— start —

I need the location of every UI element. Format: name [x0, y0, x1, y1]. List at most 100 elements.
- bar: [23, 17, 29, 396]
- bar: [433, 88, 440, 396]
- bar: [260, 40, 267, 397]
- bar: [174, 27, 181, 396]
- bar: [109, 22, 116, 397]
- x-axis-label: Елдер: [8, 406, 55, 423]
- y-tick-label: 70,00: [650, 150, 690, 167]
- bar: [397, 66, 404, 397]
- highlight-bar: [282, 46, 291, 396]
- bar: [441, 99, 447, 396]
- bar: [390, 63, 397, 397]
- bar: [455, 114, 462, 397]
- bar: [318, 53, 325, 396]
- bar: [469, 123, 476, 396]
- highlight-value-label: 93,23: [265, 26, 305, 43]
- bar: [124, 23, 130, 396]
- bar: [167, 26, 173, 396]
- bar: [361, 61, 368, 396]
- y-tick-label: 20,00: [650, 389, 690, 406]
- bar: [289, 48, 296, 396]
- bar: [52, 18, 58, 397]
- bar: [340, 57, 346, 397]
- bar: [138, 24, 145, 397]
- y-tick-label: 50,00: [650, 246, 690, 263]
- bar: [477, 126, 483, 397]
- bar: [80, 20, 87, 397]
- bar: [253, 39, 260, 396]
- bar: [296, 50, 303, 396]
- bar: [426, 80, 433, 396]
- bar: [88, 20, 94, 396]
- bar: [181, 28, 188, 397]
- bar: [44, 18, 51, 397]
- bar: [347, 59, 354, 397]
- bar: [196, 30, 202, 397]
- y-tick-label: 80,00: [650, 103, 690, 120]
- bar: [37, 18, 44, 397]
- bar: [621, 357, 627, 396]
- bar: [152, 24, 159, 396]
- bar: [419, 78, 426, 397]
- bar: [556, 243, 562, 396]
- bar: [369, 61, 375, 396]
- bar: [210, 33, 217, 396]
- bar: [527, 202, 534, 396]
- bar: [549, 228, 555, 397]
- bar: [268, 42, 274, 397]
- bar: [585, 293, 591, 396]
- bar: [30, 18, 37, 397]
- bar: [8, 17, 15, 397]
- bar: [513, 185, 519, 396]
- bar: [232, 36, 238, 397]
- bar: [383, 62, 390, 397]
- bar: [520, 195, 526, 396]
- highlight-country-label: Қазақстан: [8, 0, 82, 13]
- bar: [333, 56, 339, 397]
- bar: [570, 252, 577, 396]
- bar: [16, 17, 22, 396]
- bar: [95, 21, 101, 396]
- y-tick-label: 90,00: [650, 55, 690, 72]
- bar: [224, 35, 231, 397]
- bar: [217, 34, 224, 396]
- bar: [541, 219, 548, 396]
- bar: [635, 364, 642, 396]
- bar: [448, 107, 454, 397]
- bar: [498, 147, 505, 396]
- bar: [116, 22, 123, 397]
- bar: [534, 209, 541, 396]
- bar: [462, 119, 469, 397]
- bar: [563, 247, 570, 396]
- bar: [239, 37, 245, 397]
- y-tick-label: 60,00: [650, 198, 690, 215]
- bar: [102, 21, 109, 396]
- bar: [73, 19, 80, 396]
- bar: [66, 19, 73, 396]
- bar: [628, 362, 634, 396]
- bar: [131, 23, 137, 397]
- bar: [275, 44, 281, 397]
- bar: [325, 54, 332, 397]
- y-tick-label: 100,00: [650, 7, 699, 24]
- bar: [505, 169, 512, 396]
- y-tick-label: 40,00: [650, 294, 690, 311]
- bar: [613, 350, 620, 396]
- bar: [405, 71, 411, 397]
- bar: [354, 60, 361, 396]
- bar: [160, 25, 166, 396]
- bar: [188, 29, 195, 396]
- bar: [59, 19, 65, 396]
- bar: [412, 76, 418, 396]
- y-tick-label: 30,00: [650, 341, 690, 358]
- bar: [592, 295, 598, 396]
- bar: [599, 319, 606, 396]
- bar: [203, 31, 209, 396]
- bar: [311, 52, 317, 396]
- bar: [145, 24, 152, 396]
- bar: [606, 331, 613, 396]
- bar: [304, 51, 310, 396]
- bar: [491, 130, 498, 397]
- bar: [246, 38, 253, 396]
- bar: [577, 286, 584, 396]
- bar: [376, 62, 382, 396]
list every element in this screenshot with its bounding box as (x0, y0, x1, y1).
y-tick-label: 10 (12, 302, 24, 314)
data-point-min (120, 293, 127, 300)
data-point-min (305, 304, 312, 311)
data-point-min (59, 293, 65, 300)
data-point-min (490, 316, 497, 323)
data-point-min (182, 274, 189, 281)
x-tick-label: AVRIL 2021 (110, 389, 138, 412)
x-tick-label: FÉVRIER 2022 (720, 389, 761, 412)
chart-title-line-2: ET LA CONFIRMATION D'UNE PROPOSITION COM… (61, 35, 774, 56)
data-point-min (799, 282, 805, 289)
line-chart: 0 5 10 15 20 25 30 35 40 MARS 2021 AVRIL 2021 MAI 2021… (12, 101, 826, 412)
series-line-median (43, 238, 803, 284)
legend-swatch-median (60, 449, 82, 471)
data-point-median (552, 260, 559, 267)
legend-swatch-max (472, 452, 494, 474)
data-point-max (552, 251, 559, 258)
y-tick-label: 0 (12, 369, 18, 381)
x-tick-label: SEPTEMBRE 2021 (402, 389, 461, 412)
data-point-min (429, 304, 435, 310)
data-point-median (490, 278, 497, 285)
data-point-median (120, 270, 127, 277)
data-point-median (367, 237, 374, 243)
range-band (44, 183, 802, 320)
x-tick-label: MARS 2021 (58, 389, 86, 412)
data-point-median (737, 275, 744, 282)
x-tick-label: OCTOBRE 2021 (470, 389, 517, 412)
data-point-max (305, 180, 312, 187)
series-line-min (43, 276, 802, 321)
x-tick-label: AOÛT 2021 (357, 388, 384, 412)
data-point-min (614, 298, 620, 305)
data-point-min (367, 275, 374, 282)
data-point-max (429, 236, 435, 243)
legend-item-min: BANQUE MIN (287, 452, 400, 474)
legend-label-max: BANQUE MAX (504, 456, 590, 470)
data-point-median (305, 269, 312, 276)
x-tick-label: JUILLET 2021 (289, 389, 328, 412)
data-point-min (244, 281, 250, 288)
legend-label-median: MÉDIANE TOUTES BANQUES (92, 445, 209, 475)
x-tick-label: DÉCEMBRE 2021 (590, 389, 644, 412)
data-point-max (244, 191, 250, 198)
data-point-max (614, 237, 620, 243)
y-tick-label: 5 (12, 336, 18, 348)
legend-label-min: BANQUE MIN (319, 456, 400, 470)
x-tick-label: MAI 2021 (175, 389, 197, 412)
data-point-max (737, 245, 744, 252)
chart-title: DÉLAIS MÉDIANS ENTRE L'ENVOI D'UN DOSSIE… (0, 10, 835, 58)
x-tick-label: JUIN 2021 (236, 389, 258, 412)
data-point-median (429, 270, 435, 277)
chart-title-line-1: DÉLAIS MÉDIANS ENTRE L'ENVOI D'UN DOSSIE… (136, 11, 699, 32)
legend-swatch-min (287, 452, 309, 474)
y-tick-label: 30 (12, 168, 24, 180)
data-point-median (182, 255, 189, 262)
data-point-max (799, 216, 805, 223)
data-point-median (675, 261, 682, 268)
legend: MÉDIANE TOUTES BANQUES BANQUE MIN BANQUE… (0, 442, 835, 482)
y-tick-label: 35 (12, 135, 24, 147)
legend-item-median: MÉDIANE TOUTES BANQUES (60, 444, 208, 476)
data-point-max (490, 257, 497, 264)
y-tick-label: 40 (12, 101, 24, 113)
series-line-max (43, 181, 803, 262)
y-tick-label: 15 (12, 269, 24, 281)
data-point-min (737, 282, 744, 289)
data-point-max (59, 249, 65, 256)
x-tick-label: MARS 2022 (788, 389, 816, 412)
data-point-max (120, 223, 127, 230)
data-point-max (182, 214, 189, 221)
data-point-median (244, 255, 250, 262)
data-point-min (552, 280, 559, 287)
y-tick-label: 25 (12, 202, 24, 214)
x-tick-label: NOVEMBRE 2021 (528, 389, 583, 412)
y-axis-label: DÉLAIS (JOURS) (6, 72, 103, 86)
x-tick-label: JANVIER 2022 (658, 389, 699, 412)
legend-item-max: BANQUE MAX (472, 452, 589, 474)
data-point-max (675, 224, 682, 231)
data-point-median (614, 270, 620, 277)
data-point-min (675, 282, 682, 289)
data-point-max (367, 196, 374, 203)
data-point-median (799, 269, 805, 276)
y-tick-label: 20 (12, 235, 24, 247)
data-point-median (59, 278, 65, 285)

— end —

The problem
From the start of the material through the line containing "- bar: [469, 123, 476, 396]", write the lines out again with "highlight-bar" replaced by "accent-bar" and everything else left as it is.

Task answer
I need the location of every UI element. Format: name [x0, y0, x1, y1]. List at most 100 elements.
- bar: [23, 17, 29, 396]
- bar: [433, 88, 440, 396]
- bar: [260, 40, 267, 397]
- bar: [174, 27, 181, 396]
- bar: [109, 22, 116, 397]
- x-axis-label: Елдер: [8, 406, 55, 423]
- y-tick-label: 70,00: [650, 150, 690, 167]
- bar: [397, 66, 404, 397]
- accent-bar: [282, 46, 291, 396]
- bar: [441, 99, 447, 396]
- bar: [390, 63, 397, 397]
- bar: [455, 114, 462, 397]
- bar: [318, 53, 325, 396]
- bar: [469, 123, 476, 396]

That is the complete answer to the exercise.